## The task
Copy each line in the data that includes the word "äfven".

Items listed in a dataset
------------------------------------------------------------------------
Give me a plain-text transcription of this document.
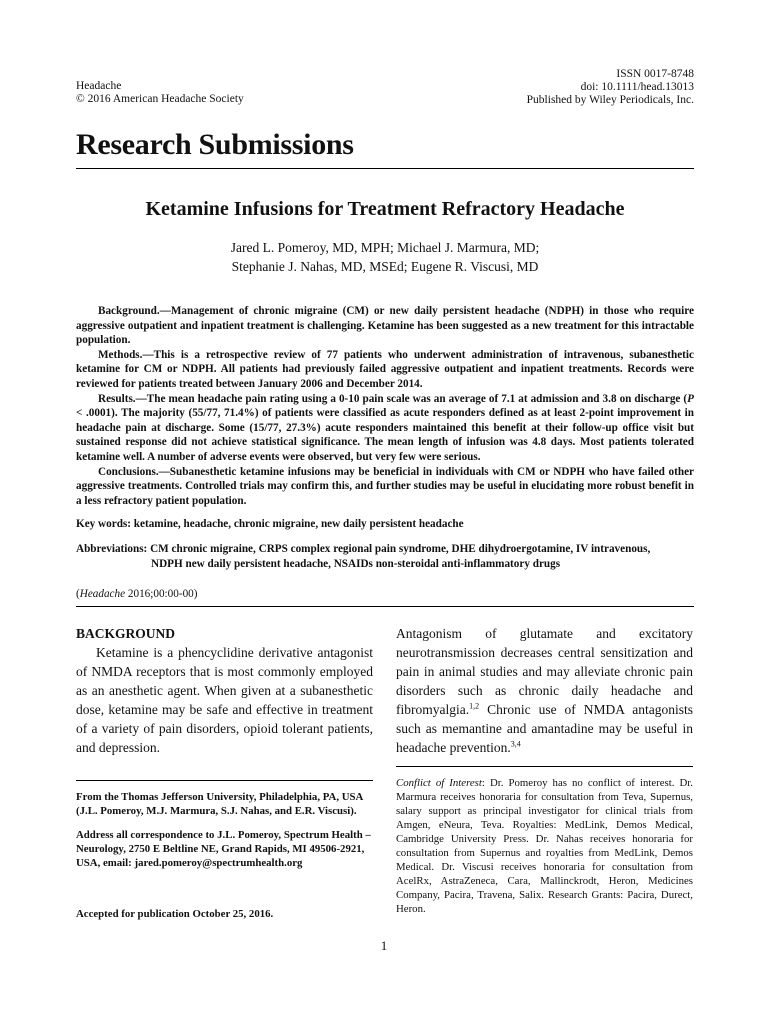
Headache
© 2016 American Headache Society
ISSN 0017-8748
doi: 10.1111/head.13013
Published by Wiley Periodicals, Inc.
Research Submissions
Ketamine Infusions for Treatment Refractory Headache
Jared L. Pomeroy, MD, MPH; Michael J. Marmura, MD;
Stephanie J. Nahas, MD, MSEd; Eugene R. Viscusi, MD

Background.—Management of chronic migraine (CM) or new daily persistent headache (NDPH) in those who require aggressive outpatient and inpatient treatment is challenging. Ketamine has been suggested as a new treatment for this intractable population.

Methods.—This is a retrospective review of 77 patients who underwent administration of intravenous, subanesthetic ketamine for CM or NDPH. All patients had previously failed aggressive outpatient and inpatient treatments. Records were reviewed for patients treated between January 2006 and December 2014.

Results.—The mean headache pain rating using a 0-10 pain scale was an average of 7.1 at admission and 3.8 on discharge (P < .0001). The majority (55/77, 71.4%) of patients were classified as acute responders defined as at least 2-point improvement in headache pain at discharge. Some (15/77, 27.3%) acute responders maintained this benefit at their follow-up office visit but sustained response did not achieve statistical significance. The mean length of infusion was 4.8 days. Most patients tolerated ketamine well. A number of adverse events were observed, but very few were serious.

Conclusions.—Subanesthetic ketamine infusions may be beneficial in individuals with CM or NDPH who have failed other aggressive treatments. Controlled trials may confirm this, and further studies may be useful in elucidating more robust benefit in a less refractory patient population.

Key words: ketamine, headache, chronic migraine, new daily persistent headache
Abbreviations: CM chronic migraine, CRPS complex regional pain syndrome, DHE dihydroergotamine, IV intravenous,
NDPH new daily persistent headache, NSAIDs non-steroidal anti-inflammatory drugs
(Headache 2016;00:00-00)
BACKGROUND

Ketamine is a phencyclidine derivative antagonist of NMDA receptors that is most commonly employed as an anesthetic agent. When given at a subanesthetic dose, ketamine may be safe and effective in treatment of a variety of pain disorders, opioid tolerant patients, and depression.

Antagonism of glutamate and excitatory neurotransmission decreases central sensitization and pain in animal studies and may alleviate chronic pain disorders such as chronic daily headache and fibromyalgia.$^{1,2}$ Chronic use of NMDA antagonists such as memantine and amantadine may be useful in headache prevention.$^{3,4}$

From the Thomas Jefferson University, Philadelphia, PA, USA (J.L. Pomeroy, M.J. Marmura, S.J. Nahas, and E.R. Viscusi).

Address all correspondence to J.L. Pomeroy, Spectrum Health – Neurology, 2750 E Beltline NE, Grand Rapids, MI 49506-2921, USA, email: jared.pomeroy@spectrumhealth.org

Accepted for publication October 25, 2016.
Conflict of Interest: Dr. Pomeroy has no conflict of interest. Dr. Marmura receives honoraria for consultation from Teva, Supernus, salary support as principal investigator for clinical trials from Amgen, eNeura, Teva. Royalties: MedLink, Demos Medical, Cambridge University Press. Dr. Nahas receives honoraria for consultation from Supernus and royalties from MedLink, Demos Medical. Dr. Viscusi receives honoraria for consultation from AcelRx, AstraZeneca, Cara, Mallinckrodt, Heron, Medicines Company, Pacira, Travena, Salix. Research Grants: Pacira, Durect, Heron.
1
------------------------------------------------------------------------
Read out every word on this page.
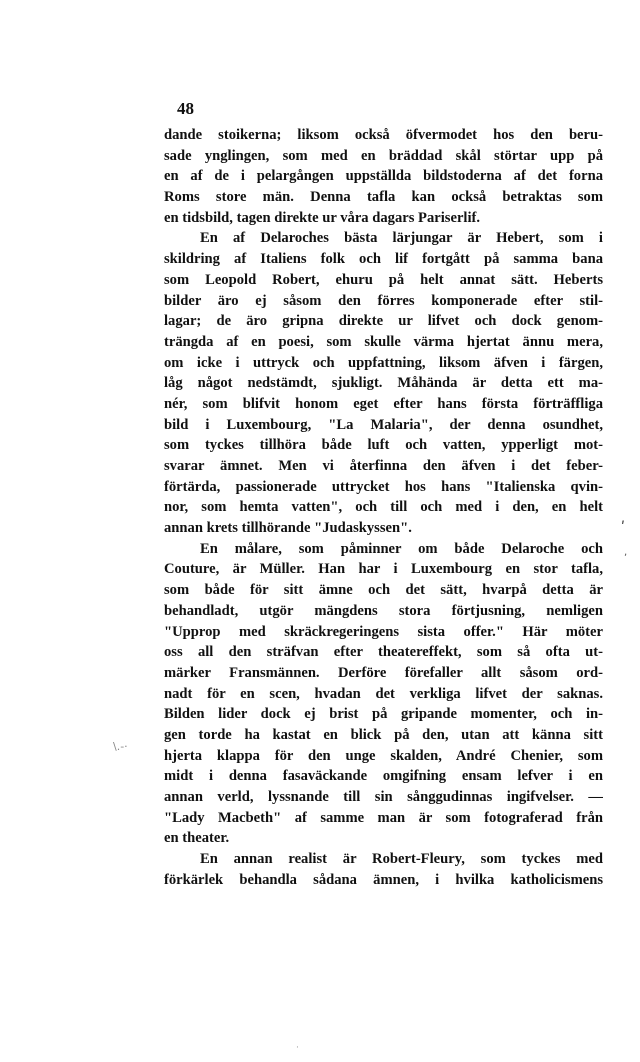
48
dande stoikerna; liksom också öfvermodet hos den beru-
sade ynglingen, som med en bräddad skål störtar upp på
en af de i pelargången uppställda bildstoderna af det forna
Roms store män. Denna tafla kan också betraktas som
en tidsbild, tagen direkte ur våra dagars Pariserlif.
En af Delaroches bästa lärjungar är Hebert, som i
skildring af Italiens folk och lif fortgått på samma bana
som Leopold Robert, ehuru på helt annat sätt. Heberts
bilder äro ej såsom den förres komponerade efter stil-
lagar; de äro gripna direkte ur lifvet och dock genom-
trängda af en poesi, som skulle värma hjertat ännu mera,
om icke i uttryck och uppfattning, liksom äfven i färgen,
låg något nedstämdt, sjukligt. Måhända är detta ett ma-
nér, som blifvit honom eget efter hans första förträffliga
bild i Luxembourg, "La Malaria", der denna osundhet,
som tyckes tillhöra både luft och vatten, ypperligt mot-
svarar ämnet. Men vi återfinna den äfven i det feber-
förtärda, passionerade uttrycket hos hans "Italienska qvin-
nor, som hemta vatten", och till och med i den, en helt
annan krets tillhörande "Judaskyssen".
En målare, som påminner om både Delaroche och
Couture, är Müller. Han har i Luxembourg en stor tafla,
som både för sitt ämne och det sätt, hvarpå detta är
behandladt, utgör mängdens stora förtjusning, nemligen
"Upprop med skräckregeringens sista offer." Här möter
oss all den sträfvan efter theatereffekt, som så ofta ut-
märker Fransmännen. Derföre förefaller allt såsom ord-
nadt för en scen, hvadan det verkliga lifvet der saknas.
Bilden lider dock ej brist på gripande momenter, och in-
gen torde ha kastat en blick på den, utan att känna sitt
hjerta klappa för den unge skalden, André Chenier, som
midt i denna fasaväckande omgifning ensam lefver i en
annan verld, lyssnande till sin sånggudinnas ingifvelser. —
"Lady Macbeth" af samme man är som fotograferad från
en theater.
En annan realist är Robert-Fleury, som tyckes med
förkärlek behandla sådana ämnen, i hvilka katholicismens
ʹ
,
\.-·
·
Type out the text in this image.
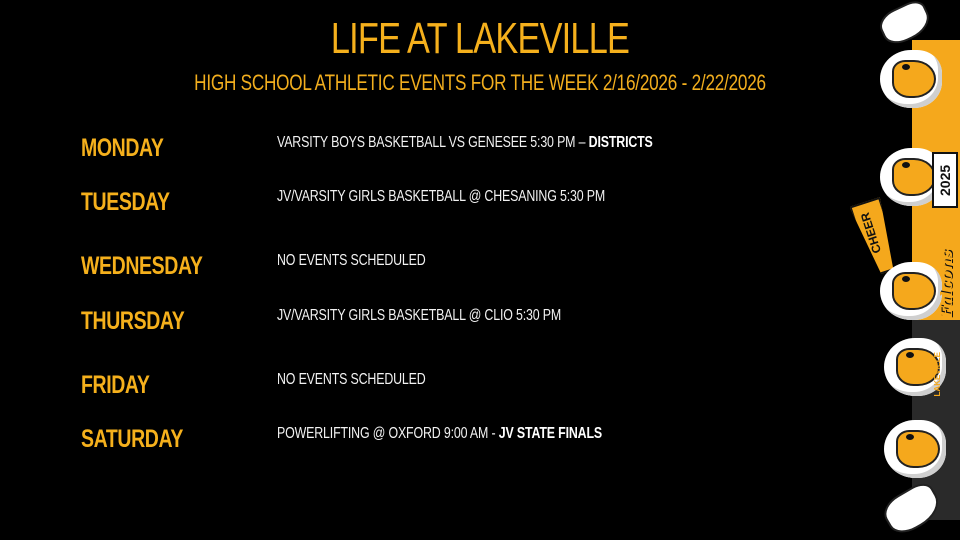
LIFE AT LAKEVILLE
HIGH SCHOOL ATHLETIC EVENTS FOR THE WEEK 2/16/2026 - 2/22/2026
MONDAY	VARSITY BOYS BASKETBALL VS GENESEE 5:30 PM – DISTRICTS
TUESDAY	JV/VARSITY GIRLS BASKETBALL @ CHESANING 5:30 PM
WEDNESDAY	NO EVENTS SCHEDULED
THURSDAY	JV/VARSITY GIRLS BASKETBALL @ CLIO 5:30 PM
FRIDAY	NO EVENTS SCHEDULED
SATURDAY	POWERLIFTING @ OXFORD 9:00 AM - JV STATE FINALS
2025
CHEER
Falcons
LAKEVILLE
------------------------------------------------------------------------
## Result of this task
om icke i uttryck och uppfattning, liksom äfven i färgen,
svarar ämnet. Men vi återfinna den äfven i det feber-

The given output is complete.